[Data entries]
<<<<

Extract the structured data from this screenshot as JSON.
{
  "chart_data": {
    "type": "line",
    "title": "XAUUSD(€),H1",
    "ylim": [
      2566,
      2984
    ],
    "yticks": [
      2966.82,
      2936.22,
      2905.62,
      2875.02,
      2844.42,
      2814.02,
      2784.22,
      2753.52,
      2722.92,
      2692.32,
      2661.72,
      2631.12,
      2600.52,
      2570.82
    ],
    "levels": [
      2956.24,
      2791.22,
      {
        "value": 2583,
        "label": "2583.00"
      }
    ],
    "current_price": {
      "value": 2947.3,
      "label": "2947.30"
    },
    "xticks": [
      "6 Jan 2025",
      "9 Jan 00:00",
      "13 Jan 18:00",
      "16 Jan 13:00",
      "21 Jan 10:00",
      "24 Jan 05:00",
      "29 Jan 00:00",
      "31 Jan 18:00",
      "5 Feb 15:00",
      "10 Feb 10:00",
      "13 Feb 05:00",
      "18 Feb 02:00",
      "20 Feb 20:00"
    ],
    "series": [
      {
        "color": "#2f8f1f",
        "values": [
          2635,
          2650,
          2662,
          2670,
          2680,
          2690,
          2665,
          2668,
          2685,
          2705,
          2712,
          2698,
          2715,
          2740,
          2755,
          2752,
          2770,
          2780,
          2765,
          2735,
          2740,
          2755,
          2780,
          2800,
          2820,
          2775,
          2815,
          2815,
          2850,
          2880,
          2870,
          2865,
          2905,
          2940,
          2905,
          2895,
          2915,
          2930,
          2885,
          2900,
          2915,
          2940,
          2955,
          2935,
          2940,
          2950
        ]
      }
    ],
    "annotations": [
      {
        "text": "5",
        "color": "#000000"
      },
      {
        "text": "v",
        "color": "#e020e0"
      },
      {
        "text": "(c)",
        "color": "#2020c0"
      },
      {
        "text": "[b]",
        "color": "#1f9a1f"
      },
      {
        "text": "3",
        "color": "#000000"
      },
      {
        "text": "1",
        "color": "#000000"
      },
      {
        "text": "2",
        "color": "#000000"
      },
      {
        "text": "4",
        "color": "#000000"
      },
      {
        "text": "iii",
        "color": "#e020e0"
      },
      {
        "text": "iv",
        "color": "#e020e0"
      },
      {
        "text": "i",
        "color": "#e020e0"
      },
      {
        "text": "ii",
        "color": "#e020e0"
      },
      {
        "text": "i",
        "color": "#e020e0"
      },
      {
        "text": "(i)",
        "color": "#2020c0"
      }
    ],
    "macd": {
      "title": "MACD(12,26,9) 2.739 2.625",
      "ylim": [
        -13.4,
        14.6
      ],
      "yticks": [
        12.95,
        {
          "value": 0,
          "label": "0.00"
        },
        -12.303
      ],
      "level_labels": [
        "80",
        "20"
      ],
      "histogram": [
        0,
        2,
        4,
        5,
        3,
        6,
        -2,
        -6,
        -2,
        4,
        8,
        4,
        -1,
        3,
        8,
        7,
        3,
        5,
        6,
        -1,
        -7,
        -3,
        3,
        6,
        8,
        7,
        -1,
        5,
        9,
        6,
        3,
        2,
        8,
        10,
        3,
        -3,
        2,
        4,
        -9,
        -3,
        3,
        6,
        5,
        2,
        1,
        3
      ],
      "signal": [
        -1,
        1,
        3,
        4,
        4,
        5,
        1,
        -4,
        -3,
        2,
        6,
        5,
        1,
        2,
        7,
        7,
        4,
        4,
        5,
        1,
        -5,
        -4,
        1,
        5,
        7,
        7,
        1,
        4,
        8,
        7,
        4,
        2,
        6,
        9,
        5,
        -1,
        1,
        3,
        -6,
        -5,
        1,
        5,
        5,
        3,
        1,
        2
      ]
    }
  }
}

>>>>

* What to work on
Report all lines of the data above that include the string "title".

* Exercise result
    "title": "XAUUSD(€),H1",
      "title": "MACD(12,26,9) 2.739 2.625",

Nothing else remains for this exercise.